:: GIVEN PROBLEM ::
Output solely the number of lines containing the string "oder".

:: SUPPLIED RECORDS ::
BEGIN
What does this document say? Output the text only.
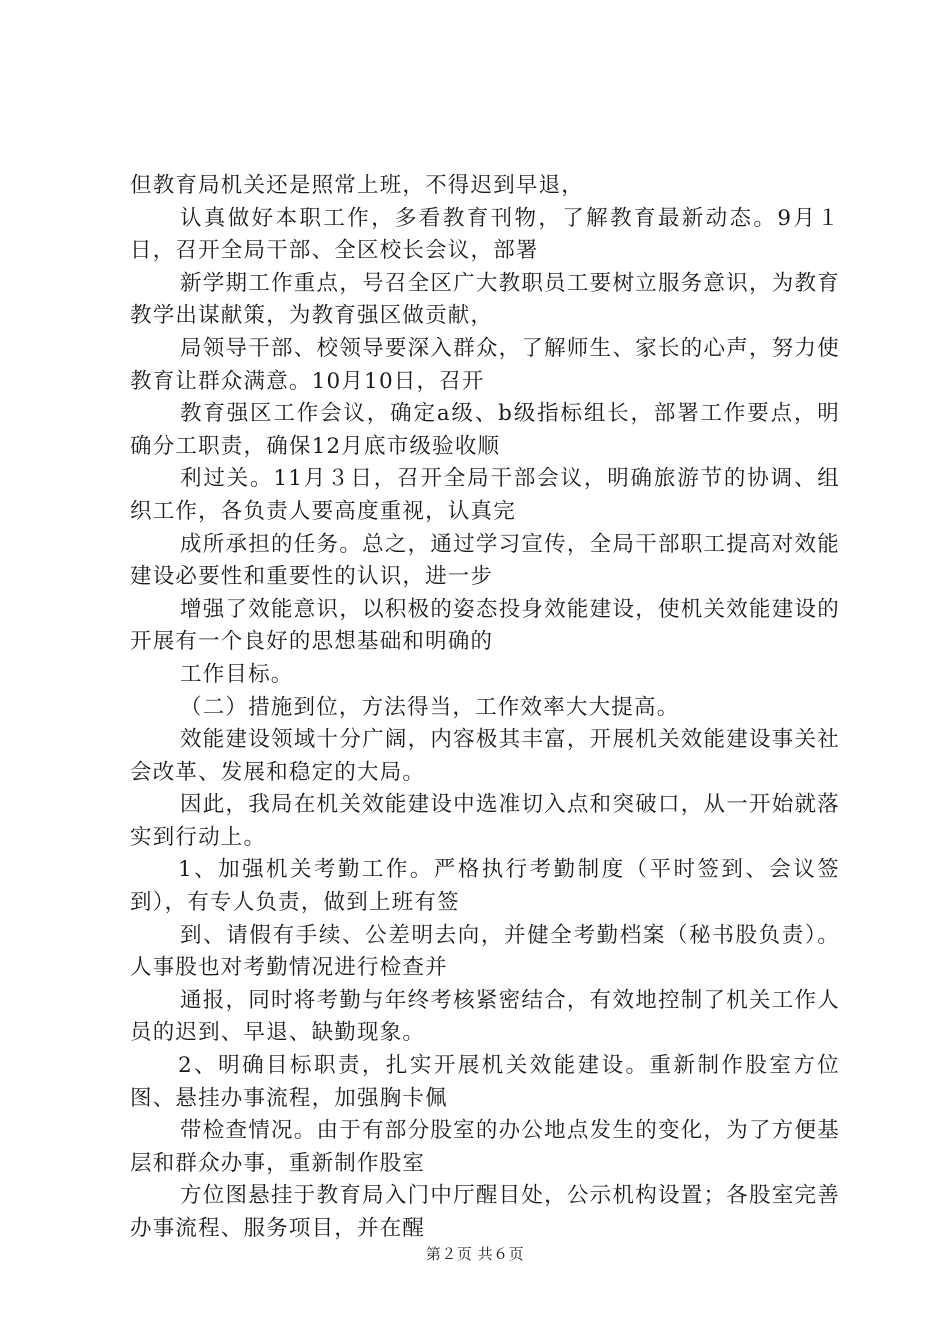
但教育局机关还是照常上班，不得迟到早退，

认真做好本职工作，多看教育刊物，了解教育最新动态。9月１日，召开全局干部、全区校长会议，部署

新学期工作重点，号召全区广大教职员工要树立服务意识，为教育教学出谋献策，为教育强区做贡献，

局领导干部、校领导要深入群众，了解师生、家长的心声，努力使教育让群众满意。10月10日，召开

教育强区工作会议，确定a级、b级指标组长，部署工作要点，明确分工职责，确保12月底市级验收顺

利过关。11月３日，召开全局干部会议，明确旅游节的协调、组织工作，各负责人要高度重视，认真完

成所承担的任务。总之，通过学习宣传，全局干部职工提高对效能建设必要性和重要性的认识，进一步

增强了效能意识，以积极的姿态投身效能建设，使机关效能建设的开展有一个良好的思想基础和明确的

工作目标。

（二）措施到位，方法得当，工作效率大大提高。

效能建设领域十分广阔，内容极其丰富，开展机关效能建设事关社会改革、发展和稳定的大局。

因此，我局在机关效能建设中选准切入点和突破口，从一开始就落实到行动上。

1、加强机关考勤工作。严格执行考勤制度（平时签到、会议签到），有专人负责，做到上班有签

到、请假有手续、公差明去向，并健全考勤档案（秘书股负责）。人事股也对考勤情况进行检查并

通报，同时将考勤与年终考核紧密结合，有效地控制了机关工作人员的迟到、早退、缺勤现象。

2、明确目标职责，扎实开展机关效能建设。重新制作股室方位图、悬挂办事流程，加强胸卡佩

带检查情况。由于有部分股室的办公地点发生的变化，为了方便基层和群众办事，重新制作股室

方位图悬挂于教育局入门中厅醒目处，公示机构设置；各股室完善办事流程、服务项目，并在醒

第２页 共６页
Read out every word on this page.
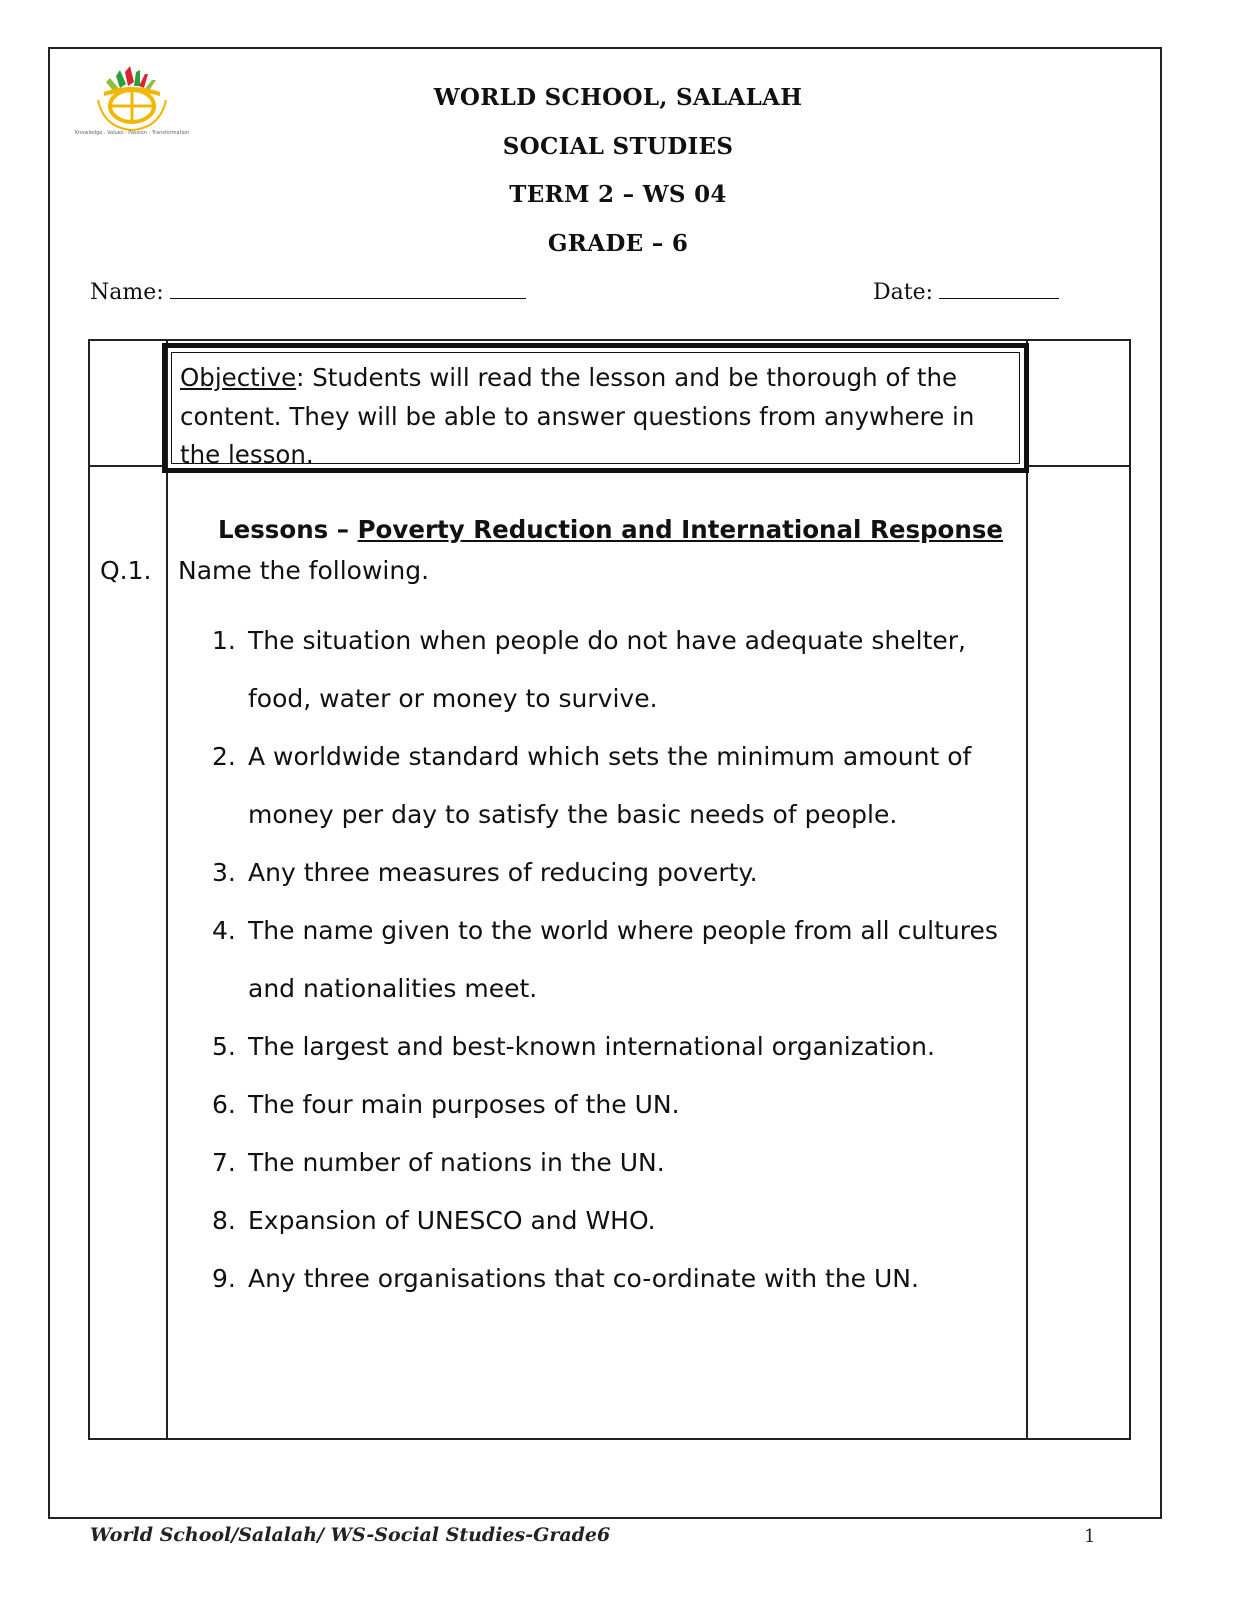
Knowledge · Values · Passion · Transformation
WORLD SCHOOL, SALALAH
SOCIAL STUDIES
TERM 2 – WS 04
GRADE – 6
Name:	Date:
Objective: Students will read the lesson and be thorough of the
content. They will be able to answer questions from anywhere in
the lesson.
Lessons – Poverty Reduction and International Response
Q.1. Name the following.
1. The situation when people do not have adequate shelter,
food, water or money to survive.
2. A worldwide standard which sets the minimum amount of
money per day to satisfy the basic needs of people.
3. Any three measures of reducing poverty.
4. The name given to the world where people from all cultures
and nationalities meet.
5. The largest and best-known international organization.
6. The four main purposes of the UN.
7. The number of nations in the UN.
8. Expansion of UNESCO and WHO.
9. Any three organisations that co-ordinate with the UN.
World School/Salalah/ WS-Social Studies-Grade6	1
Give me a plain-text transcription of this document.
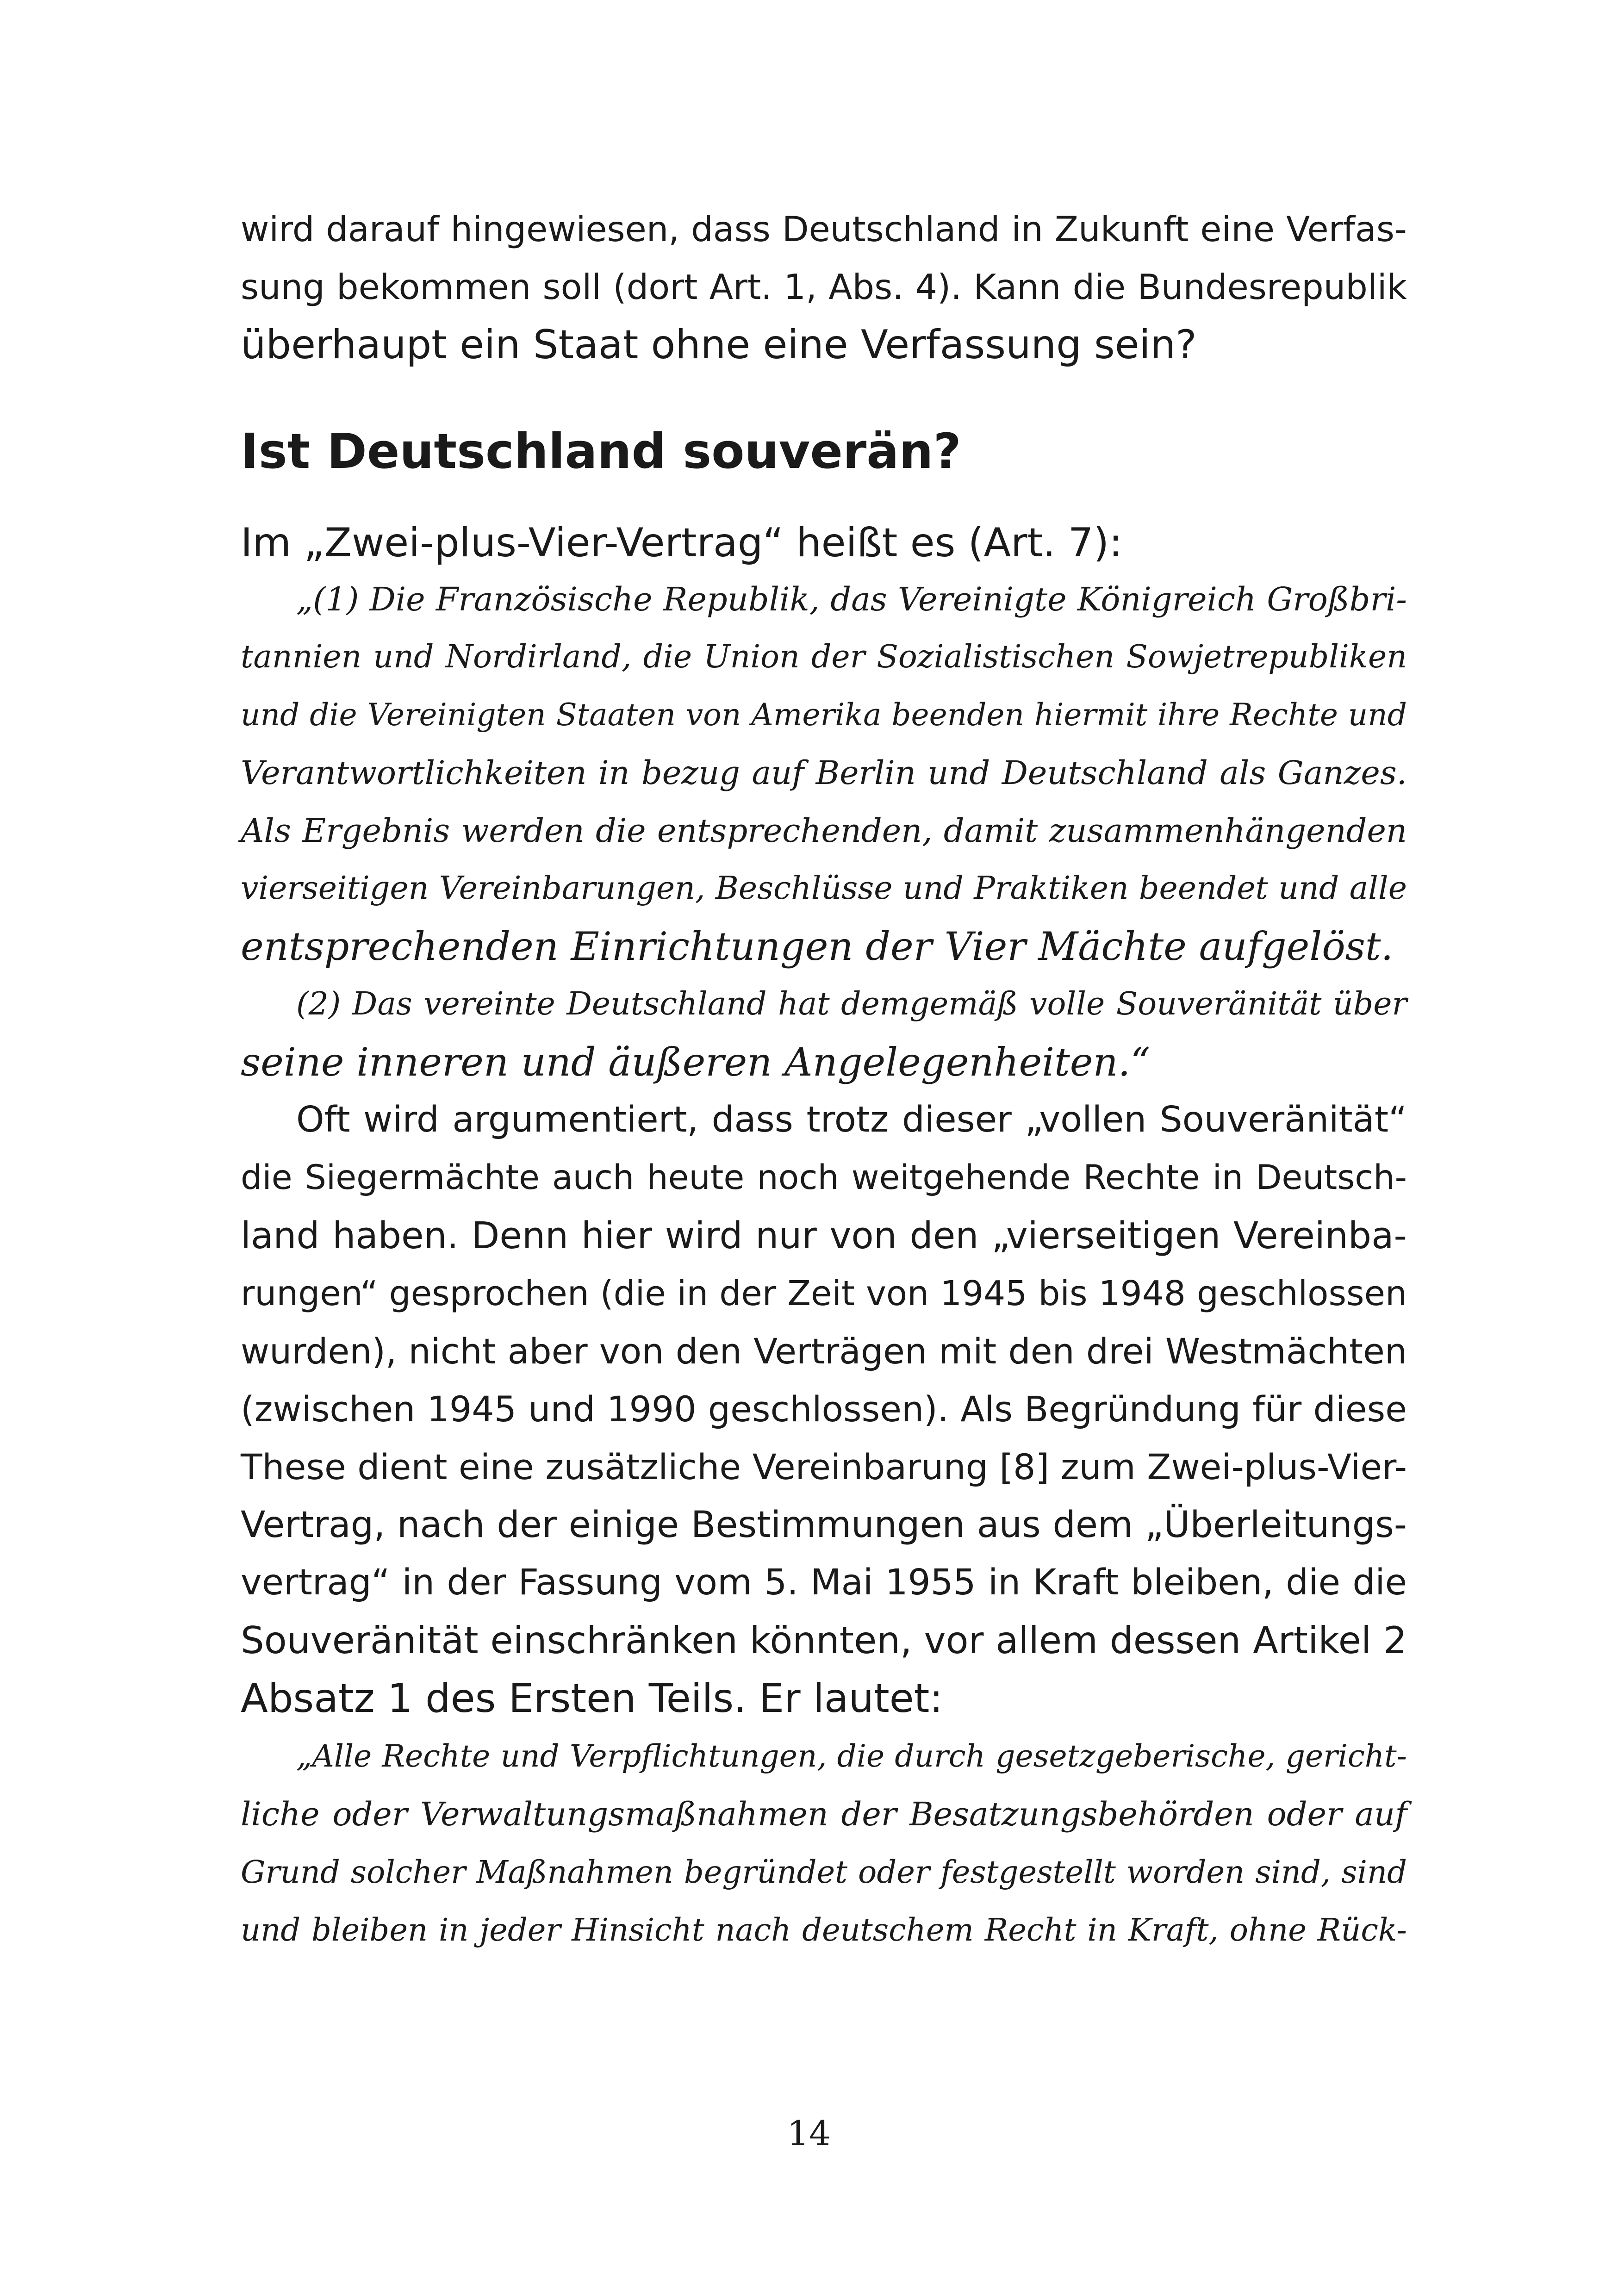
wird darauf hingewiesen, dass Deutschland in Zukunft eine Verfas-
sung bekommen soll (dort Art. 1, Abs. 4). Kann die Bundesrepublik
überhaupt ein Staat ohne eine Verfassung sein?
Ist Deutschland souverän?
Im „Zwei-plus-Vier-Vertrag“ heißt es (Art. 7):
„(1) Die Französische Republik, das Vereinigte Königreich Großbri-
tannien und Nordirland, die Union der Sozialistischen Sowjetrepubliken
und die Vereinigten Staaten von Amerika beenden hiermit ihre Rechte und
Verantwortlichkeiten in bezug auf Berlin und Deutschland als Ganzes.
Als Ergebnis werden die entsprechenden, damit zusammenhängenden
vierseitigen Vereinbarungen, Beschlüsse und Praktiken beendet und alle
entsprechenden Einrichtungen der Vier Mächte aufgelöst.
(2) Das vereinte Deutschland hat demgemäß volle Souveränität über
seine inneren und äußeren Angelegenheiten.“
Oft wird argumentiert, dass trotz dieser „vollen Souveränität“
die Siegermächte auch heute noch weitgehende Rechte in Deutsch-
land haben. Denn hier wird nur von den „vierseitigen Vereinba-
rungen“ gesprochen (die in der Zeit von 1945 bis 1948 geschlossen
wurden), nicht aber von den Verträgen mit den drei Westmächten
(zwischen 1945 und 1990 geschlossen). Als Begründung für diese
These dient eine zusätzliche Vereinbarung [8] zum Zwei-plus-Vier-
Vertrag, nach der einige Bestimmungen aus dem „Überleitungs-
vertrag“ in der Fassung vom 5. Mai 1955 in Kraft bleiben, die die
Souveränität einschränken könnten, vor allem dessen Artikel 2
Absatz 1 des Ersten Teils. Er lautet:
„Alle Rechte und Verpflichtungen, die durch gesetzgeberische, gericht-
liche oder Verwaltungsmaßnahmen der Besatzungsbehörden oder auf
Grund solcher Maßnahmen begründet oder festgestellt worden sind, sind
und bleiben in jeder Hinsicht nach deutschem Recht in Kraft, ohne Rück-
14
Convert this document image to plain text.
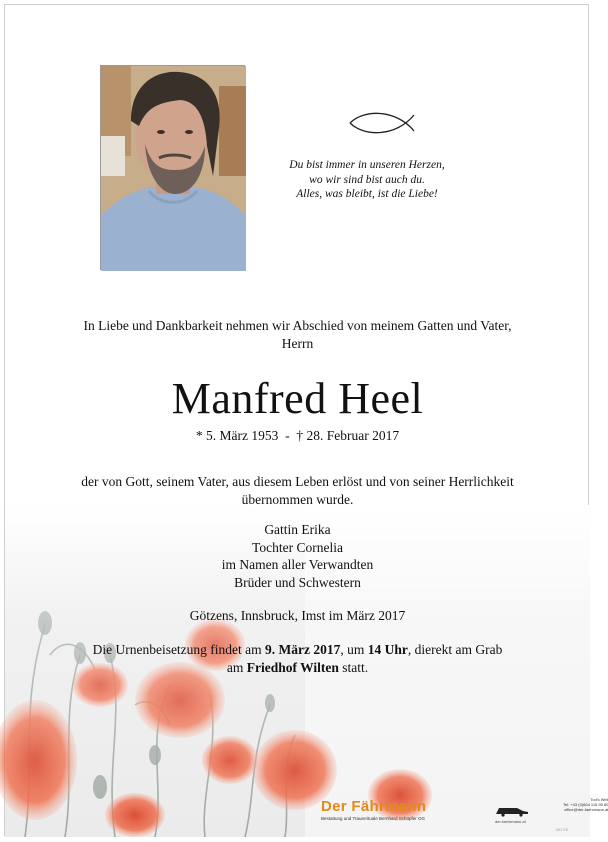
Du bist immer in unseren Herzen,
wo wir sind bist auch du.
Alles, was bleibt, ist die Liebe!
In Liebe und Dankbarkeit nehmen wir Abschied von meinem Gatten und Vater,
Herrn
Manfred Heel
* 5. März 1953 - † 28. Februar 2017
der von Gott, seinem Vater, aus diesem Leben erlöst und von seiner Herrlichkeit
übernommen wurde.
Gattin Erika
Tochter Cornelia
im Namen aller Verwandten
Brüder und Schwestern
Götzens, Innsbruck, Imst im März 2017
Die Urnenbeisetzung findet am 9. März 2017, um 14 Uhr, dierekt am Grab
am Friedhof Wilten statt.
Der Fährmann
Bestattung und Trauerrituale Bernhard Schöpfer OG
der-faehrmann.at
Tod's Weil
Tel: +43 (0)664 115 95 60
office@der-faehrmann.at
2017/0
END
:: WRITTEN ANSWER ::
2